━━ Records shown

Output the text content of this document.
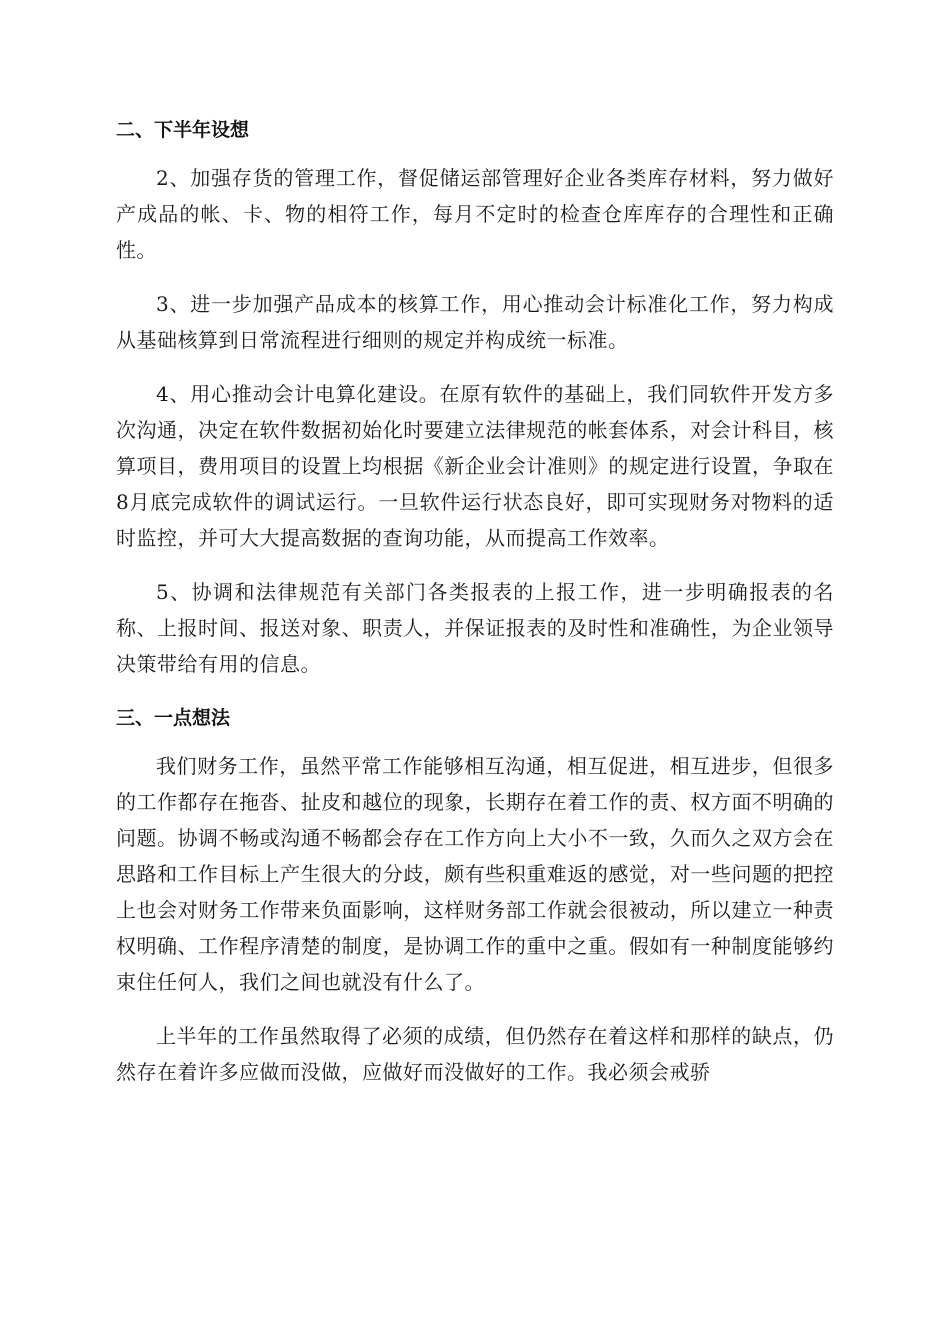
二、下半年设想

2、加强存货的管理工作，督促储运部管理好企业各类库存材料，努力做好产成品的帐、卡、物的相符工作，每月不定时的检查仓库库存的合理性和正确性。

3、进一步加强产品成本的核算工作，用心推动会计标准化工作，努力构成从基础核算到日常流程进行细则的规定并构成统一标准。

4、用心推动会计电算化建设。在原有软件的基础上，我们同软件开发方多次沟通，决定在软件数据初始化时要建立法律规范的帐套体系，对会计科目，核算项目，费用项目的设置上均根据《新企业会计准则》的规定进行设置，争取在8月底完成软件的调试运行。一旦软件运行状态良好，即可实现财务对物料的适时监控，并可大大提高数据的查询功能，从而提高工作效率。

5、协调和法律规范有关部门各类报表的上报工作，进一步明确报表的名称、上报时间、报送对象、职责人，并保证报表的及时性和准确性，为企业领导决策带给有用的信息。

三、一点想法

我们财务工作，虽然平常工作能够相互沟通，相互促进，相互进步，但很多的工作都存在拖沓、扯皮和越位的现象，长期存在着工作的责、权方面不明确的问题。协调不畅或沟通不畅都会存在工作方向上大小不一致，久而久之双方会在思路和工作目标上产生很大的分歧，颇有些积重难返的感觉，对一些问题的把控上也会对财务工作带来负面影响，这样财务部工作就会很被动，所以建立一种责权明确、工作程序清楚的制度，是协调工作的重中之重。假如有一种制度能够约束住任何人，我们之间也就没有什么了。

上半年的工作虽然取得了必须的成绩，但仍然存在着这样和那样的缺点，仍然存在着许多应做而没做，应做好而没做好的工作。我必须会戒骄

━━━━

- [Goal of the exercise]:
Reproduce all the entries that precede this task, word for word, minus any pictures.

- [Solution to the exercise]:
Output the text content of this document.
二、下半年设想

2、加强存货的管理工作，督促储运部管理好企业各类库存材料，努力做好产成品的帐、卡、物的相符工作，每月不定时的检查仓库库存的合理性和正确性。

3、进一步加强产品成本的核算工作，用心推动会计标准化工作，努力构成从基础核算到日常流程进行细则的规定并构成统一标准。

4、用心推动会计电算化建设。在原有软件的基础上，我们同软件开发方多次沟通，决定在软件数据初始化时要建立法律规范的帐套体系，对会计科目，核算项目，费用项目的设置上均根据《新企业会计准则》的规定进行设置，争取在8月底完成软件的调试运行。一旦软件运行状态良好，即可实现财务对物料的适时监控，并可大大提高数据的查询功能，从而提高工作效率。

5、协调和法律规范有关部门各类报表的上报工作，进一步明确报表的名称、上报时间、报送对象、职责人，并保证报表的及时性和准确性，为企业领导决策带给有用的信息。

三、一点想法

我们财务工作，虽然平常工作能够相互沟通，相互促进，相互进步，但很多的工作都存在拖沓、扯皮和越位的现象，长期存在着工作的责、权方面不明确的问题。协调不畅或沟通不畅都会存在工作方向上大小不一致，久而久之双方会在思路和工作目标上产生很大的分歧，颇有些积重难返的感觉，对一些问题的把控上也会对财务工作带来负面影响，这样财务部工作就会很被动，所以建立一种责权明确、工作程序清楚的制度，是协调工作的重中之重。假如有一种制度能够约束住任何人，我们之间也就没有什么了。

上半年的工作虽然取得了必须的成绩，但仍然存在着这样和那样的缺点，仍然存在着许多应做而没做，应做好而没做好的工作。我必须会戒骄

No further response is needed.